_Description of the task_
The data below should be restated word for word, with every picture omitted.

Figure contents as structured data
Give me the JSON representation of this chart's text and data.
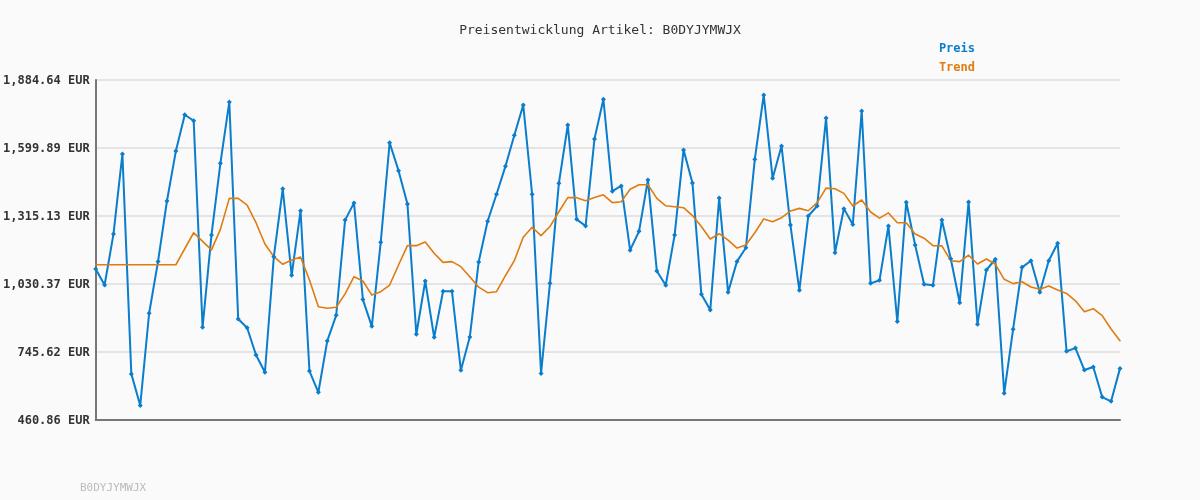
{
  "chart_data": {
    "type": "line",
    "title": "Preisentwicklung Artikel: B0DYJYMWJX",
    "annotations": [
      "B0DYJYMWJX"
    ],
    "categories": [
      null,
      null,
      null,
      null,
      null,
      null,
      null,
      null,
      null,
      null,
      null,
      null,
      null,
      null,
      null,
      null,
      null,
      null,
      null,
      null,
      null,
      null,
      null,
      null,
      null,
      null,
      null,
      null,
      null,
      null,
      null,
      null,
      null,
      null,
      null,
      null,
      null,
      null,
      null,
      null,
      null,
      null,
      null,
      null,
      null,
      null,
      null,
      null,
      null,
      null,
      null,
      null,
      null,
      null,
      null,
      null,
      null,
      null,
      null,
      null,
      null,
      null,
      null,
      null,
      null,
      null,
      null,
      null,
      null,
      null,
      null,
      null,
      null,
      null,
      null,
      null,
      null,
      null,
      null,
      null,
      null,
      null,
      null,
      null,
      null,
      null,
      null,
      null,
      null,
      null,
      null,
      null,
      null,
      null,
      null,
      null,
      null,
      null,
      null,
      null,
      null,
      null,
      null,
      null,
      null,
      null,
      null,
      null,
      null,
      null,
      null,
      null,
      null,
      null,
      null,
      null
    ],
    "series": [
      {
        "name": "Preis",
        "color": "#0a7dcc",
        "marker": "diamond",
        "values": [
          1093,
          1026,
          1240,
          1575,
          654,
          522,
          908,
          1125,
          1378,
          1587,
          1739,
          1714,
          849,
          1236,
          1536,
          1793,
          884,
          847,
          733,
          661,
          1145,
          1429,
          1067,
          1337,
          666,
          577,
          792,
          899,
          1298,
          1370,
          965,
          853,
          1205,
          1622,
          1505,
          1365,
          820,
          1043,
          807,
          1000,
          1000,
          669,
          808,
          1123,
          1293,
          1406,
          1523,
          1653,
          1780,
          1406,
          656,
          1033,
          1452,
          1696,
          1301,
          1273,
          1638,
          1804,
          1419,
          1441,
          1172,
          1251,
          1466,
          1085,
          1025,
          1236,
          1592,
          1453,
          987,
          922,
          1391,
          996,
          1125,
          1182,
          1553,
          1822,
          1473,
          1608,
          1277,
          1004,
          1315,
          1357,
          1726,
          1161,
          1346,
          1280,
          1755,
          1033,
          1046,
          1273,
          873,
          1373,
          1194,
          1029,
          1025,
          1298,
          1136,
          952,
          1374,
          862,
          1089,
          1134,
          573,
          841,
          1100,
          1128,
          996,
          1128,
          1201,
          749,
          762,
          670,
          683,
          557,
          539,
          677
        ]
      },
      {
        "name": "Trend",
        "color": "#e07b10",
        "marker": "none",
        "values": [
          1111,
          1111,
          1111,
          1111,
          1111,
          1111,
          1111,
          1111,
          1111,
          1111,
          1178,
          1245,
          1209,
          1173,
          1259,
          1389,
          1389,
          1361,
          1287,
          1198,
          1145,
          1113,
          1131,
          1143,
          1047,
          935,
          929,
          933,
          989,
          1061,
          1043,
          984,
          998,
          1026,
          1110,
          1191,
          1191,
          1206,
          1159,
          1121,
          1124,
          1103,
          1061,
          1017,
          994,
          998,
          1065,
          1128,
          1226,
          1268,
          1233,
          1271,
          1333,
          1392,
          1392,
          1379,
          1393,
          1404,
          1371,
          1375,
          1427,
          1446,
          1446,
          1389,
          1358,
          1354,
          1350,
          1317,
          1271,
          1219,
          1241,
          1214,
          1181,
          1194,
          1245,
          1303,
          1291,
          1308,
          1336,
          1347,
          1337,
          1371,
          1432,
          1429,
          1410,
          1357,
          1382,
          1332,
          1306,
          1328,
          1287,
          1287,
          1240,
          1222,
          1191,
          1190,
          1128,
          1124,
          1151,
          1114,
          1135,
          1114,
          1050,
          1032,
          1040,
          1018,
          1008,
          1022,
          1005,
          991,
          960,
          914,
          927,
          898,
          842,
          793
        ]
      }
    ],
    "ylim": [
      460.86,
      1884.64
    ],
    "yticks": [
      {
        "value": 460.86,
        "label": "460.86 EUR"
      },
      {
        "value": 745.62,
        "label": "745.62 EUR"
      },
      {
        "value": 1030.37,
        "label": "1,030.37 EUR"
      },
      {
        "value": 1315.13,
        "label": "1,315.13 EUR"
      },
      {
        "value": 1599.89,
        "label": "1,599.89 EUR"
      },
      {
        "value": 1884.64,
        "label": "1,884.64 EUR"
      }
    ],
    "grid": "y",
    "legend": "top right",
    "line_style": "solid"
  }
}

_The completed task_
Give me the JSON representation of this chart's text and data.
{
  "chart_data": {
    "type": "line",
    "title": "Preisentwicklung Artikel: B0DYJYMWJX",
    "annotations": [
      "B0DYJYMWJX"
    ],
    "categories": [
      null,
      null,
      null,
      null,
      null,
      null,
      null,
      null,
      null,
      null,
      null,
      null,
      null,
      null,
      null,
      null,
      null,
      null,
      null,
      null,
      null,
      null,
      null,
      null,
      null,
      null,
      null,
      null,
      null,
      null,
      null,
      null,
      null,
      null,
      null,
      null,
      null,
      null,
      null,
      null,
      null,
      null,
      null,
      null,
      null,
      null,
      null,
      null,
      null,
      null,
      null,
      null,
      null,
      null,
      null,
      null,
      null,
      null,
      null,
      null,
      null,
      null,
      null,
      null,
      null,
      null,
      null,
      null,
      null,
      null,
      null,
      null,
      null,
      null,
      null,
      null,
      null,
      null,
      null,
      null,
      null,
      null,
      null,
      null,
      null,
      null,
      null,
      null,
      null,
      null,
      null,
      null,
      null,
      null,
      null,
      null,
      null,
      null,
      null,
      null,
      null,
      null,
      null,
      null,
      null,
      null,
      null,
      null,
      null,
      null,
      null,
      null,
      null,
      null,
      null,
      null
    ],
    "series": [
      {
        "name": "Preis",
        "color": "#0a7dcc",
        "marker": "diamond",
        "values": [
          1093,
          1026,
          1240,
          1575,
          654,
          522,
          908,
          1125,
          1378,
          1587,
          1739,
          1714,
          849,
          1236,
          1536,
          1793,
          884,
          847,
          733,
          661,
          1145,
          1429,
          1067,
          1337,
          666,
          577,
          792,
          899,
          1298,
          1370,
          965,
          853,
          1205,
          1622,
          1505,
          1365,
          820,
          1043,
          807,
          1000,
          1000,
          669,
          808,
          1123,
          1293,
          1406,
          1523,
          1653,
          1780,
          1406,
          656,
          1033,
          1452,
          1696,
          1301,
          1273,
          1638,
          1804,
          1419,
          1441,
          1172,
          1251,
          1466,
          1085,
          1025,
          1236,
          1592,
          1453,
          987,
          922,
          1391,
          996,
          1125,
          1182,
          1553,
          1822,
          1473,
          1608,
          1277,
          1004,
          1315,
          1357,
          1726,
          1161,
          1346,
          1280,
          1755,
          1033,
          1046,
          1273,
          873,
          1373,
          1194,
          1029,
          1025,
          1298,
          1136,
          952,
          1374,
          862,
          1089,
          1134,
          573,
          841,
          1100,
          1128,
          996,
          1128,
          1201,
          749,
          762,
          670,
          683,
          557,
          539,
          677
        ]
      },
      {
        "name": "Trend",
        "color": "#e07b10",
        "marker": "none",
        "values": [
          1111,
          1111,
          1111,
          1111,
          1111,
          1111,
          1111,
          1111,
          1111,
          1111,
          1178,
          1245,
          1209,
          1173,
          1259,
          1389,
          1389,
          1361,
          1287,
          1198,
          1145,
          1113,
          1131,
          1143,
          1047,
          935,
          929,
          933,
          989,
          1061,
          1043,
          984,
          998,
          1026,
          1110,
          1191,
          1191,
          1206,
          1159,
          1121,
          1124,
          1103,
          1061,
          1017,
          994,
          998,
          1065,
          1128,
          1226,
          1268,
          1233,
          1271,
          1333,
          1392,
          1392,
          1379,
          1393,
          1404,
          1371,
          1375,
          1427,
          1446,
          1446,
          1389,
          1358,
          1354,
          1350,
          1317,
          1271,
          1219,
          1241,
          1214,
          1181,
          1194,
          1245,
          1303,
          1291,
          1308,
          1336,
          1347,
          1337,
          1371,
          1432,
          1429,
          1410,
          1357,
          1382,
          1332,
          1306,
          1328,
          1287,
          1287,
          1240,
          1222,
          1191,
          1190,
          1128,
          1124,
          1151,
          1114,
          1135,
          1114,
          1050,
          1032,
          1040,
          1018,
          1008,
          1022,
          1005,
          991,
          960,
          914,
          927,
          898,
          842,
          793
        ]
      }
    ],
    "ylim": [
      460.86,
      1884.64
    ],
    "yticks": [
      {
        "value": 460.86,
        "label": "460.86 EUR"
      },
      {
        "value": 745.62,
        "label": "745.62 EUR"
      },
      {
        "value": 1030.37,
        "label": "1,030.37 EUR"
      },
      {
        "value": 1315.13,
        "label": "1,315.13 EUR"
      },
      {
        "value": 1599.89,
        "label": "1,599.89 EUR"
      },
      {
        "value": 1884.64,
        "label": "1,884.64 EUR"
      }
    ],
    "grid": "y",
    "legend": "top right",
    "line_style": "solid"
  }
}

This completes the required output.